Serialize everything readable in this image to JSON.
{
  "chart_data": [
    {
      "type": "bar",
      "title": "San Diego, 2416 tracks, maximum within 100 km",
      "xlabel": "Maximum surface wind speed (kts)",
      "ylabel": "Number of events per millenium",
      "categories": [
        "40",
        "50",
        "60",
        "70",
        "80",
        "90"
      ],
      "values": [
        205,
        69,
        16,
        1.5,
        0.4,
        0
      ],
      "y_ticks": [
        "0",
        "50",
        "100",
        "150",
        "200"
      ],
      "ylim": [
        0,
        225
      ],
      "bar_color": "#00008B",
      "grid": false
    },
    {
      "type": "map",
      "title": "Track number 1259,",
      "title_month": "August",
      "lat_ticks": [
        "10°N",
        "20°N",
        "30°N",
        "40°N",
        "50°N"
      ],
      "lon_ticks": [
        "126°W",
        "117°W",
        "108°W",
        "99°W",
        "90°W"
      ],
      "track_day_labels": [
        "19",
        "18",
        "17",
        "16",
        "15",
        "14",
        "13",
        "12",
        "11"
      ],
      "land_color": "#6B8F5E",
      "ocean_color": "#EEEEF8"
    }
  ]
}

What the exercise asks:
Repeat every record exactly as written, please.

Solution to this task:
Serialize everything readable in this image to JSON.
{
  "chart_data": [
    {
      "type": "bar",
      "title": "San Diego, 2416 tracks, maximum within 100 km",
      "xlabel": "Maximum surface wind speed (kts)",
      "ylabel": "Number of events per millenium",
      "categories": [
        "40",
        "50",
        "60",
        "70",
        "80",
        "90"
      ],
      "values": [
        205,
        69,
        16,
        1.5,
        0.4,
        0
      ],
      "y_ticks": [
        "0",
        "50",
        "100",
        "150",
        "200"
      ],
      "ylim": [
        0,
        225
      ],
      "bar_color": "#00008B",
      "grid": false
    },
    {
      "type": "map",
      "title": "Track number 1259,",
      "title_month": "August",
      "lat_ticks": [
        "10°N",
        "20°N",
        "30°N",
        "40°N",
        "50°N"
      ],
      "lon_ticks": [
        "126°W",
        "117°W",
        "108°W",
        "99°W",
        "90°W"
      ],
      "track_day_labels": [
        "19",
        "18",
        "17",
        "16",
        "15",
        "14",
        "13",
        "12",
        "11"
      ],
      "land_color": "#6B8F5E",
      "ocean_color": "#EEEEF8"
    }
  ]
}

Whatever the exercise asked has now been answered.